▶ [PROBLEM TO SOLVE]: Check every line of the data below for the string "content", and copy the ones that hold it.

═══ DATASET ROWS

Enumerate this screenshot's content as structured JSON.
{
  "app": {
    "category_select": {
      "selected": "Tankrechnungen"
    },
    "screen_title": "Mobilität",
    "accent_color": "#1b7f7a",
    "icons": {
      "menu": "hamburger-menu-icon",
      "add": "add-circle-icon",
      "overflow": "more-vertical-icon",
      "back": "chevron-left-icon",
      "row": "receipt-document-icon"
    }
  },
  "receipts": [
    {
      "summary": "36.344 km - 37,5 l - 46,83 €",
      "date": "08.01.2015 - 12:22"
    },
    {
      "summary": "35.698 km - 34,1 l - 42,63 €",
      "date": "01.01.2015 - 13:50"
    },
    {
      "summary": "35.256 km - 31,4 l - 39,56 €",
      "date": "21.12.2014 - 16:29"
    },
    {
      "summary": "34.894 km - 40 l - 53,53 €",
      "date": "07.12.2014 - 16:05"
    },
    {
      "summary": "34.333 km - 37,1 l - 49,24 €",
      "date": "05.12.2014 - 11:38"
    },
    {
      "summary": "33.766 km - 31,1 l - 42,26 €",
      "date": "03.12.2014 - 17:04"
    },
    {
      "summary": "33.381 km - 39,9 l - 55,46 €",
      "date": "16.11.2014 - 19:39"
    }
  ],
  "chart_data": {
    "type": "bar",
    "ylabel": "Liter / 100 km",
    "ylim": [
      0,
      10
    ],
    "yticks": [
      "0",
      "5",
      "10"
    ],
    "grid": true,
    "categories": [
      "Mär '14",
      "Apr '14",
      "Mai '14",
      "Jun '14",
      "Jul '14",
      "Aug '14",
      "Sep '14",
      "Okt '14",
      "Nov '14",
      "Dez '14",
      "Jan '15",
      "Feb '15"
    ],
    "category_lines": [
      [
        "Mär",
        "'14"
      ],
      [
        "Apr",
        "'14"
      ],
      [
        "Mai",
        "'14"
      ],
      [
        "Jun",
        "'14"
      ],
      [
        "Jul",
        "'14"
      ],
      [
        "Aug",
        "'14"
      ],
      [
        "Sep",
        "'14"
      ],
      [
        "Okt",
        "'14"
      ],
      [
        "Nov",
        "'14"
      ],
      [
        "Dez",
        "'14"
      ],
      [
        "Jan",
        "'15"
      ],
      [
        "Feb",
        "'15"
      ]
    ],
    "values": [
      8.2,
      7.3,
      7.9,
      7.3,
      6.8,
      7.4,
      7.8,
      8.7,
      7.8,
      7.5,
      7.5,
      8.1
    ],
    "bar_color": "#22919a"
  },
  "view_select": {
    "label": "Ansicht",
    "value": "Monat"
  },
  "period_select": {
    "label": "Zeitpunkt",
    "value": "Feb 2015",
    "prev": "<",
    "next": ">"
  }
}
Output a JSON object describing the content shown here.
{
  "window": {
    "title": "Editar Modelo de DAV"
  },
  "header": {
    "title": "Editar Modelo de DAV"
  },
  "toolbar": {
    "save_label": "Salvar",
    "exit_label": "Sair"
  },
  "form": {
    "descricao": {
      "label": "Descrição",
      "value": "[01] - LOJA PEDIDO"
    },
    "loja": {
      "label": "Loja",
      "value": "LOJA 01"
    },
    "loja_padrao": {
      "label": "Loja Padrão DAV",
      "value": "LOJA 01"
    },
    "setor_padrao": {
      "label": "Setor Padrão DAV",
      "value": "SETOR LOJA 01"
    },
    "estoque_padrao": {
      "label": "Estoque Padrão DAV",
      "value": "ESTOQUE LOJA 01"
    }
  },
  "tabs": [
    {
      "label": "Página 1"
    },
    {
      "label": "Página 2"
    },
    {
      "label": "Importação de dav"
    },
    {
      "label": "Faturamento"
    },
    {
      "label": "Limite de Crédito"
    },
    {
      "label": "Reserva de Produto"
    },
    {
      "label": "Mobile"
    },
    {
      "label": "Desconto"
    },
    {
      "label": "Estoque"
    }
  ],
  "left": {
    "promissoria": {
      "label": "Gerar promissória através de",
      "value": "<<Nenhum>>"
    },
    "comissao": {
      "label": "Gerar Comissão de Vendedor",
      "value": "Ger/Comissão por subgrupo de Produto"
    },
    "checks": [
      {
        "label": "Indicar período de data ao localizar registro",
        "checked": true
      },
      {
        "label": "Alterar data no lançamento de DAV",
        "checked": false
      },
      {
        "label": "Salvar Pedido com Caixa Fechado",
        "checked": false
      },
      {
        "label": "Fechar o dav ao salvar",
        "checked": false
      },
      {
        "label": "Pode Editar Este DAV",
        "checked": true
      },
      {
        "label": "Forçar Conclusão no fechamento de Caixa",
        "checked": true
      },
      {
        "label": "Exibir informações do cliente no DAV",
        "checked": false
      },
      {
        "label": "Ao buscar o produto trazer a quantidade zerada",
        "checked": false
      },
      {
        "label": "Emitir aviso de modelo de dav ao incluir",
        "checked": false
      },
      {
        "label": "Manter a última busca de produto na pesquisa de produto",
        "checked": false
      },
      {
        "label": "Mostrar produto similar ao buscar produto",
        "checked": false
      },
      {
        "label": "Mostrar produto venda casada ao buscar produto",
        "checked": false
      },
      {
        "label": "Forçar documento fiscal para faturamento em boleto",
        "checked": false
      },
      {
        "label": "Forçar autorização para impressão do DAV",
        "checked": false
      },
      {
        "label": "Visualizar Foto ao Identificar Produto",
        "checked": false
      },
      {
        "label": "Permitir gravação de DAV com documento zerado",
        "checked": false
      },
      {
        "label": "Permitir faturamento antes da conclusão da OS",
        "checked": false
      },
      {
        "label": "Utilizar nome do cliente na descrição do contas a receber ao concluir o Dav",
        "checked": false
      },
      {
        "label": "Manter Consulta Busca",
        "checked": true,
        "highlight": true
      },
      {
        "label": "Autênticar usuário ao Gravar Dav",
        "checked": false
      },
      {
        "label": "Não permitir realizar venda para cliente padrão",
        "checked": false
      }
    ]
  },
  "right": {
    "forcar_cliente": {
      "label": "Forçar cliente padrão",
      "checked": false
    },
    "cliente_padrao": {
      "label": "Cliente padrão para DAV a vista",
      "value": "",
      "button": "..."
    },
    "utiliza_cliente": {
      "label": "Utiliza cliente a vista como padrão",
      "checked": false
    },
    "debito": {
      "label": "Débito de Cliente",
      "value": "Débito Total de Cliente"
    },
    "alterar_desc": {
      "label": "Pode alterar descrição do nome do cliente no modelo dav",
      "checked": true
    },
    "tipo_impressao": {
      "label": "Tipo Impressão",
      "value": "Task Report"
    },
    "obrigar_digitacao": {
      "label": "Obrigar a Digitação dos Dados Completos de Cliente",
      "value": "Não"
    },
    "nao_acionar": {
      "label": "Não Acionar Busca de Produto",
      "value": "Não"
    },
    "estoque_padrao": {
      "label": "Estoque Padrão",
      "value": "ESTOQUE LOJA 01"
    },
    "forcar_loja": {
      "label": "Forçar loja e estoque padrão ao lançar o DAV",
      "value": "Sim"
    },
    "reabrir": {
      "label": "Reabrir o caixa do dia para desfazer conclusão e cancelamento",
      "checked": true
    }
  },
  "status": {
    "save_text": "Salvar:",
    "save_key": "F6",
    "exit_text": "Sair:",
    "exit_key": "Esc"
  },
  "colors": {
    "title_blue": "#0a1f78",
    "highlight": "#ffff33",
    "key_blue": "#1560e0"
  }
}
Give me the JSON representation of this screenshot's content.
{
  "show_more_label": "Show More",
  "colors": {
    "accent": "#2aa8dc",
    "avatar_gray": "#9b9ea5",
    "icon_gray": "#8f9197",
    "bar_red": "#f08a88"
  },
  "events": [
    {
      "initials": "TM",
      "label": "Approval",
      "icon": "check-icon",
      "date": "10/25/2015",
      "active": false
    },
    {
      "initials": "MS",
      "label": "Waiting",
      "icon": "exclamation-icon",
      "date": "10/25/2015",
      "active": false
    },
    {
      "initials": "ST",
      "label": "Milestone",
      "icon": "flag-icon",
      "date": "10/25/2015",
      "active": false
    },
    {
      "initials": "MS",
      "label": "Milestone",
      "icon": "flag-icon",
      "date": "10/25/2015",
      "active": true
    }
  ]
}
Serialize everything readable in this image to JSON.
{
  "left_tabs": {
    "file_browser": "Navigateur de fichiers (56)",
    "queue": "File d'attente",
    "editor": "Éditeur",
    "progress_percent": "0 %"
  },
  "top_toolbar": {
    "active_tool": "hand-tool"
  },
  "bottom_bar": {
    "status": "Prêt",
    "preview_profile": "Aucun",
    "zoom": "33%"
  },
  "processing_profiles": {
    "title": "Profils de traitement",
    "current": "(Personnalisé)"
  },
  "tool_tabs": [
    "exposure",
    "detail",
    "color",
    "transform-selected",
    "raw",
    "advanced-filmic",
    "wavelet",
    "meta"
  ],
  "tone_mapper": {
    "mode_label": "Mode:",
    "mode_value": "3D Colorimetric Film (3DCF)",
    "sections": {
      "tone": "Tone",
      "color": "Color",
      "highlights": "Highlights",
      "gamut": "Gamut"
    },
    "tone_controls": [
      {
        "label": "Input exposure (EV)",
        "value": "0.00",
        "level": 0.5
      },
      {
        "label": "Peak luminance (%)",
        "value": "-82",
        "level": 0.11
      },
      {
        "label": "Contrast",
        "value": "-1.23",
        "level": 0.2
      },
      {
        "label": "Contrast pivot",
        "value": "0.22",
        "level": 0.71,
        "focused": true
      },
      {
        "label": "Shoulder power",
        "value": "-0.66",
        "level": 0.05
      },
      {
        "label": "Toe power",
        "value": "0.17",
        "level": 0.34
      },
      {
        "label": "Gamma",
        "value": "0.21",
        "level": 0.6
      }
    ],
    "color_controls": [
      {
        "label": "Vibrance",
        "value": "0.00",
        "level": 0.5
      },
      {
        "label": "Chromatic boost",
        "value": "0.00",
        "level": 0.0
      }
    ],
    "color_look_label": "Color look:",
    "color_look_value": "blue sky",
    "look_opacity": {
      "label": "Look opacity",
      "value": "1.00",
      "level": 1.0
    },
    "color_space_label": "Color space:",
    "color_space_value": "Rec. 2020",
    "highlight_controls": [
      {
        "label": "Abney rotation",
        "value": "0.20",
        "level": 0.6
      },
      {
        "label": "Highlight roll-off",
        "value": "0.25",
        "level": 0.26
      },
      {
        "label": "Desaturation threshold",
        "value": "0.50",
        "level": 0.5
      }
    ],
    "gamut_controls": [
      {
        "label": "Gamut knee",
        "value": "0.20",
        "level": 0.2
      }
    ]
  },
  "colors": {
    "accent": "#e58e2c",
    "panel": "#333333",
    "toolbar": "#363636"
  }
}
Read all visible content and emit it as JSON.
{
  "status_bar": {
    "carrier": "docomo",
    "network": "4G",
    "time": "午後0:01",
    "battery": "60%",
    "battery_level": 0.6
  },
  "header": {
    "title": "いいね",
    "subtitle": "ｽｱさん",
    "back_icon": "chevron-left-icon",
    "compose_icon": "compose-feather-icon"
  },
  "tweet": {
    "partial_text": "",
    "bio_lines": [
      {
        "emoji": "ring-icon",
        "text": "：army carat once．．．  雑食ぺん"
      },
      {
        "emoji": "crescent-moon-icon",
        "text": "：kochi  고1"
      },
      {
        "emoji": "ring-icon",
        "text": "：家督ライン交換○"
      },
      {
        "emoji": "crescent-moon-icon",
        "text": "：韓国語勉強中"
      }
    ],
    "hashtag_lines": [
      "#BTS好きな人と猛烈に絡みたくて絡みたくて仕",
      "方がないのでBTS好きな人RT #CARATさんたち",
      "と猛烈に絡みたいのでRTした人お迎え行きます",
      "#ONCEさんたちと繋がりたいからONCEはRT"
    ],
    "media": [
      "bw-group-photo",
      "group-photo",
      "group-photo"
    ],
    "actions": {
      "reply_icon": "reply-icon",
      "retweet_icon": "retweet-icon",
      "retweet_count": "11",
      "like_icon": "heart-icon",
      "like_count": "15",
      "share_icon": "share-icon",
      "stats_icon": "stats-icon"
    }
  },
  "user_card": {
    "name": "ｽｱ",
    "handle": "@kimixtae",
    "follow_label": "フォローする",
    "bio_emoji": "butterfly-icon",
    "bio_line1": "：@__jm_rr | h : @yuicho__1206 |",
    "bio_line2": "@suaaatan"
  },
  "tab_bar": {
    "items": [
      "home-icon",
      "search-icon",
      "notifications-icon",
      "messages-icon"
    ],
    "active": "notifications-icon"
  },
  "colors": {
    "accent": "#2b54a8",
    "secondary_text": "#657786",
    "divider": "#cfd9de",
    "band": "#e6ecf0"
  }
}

══════

▶ [EXERCISE RESPONSE]:
Enumerate this screenshot's content as structured JSON.
Output a JSON object describing the content shown here.
Give me the JSON representation of this screenshot's content.
Read all visible content and emit it as JSON.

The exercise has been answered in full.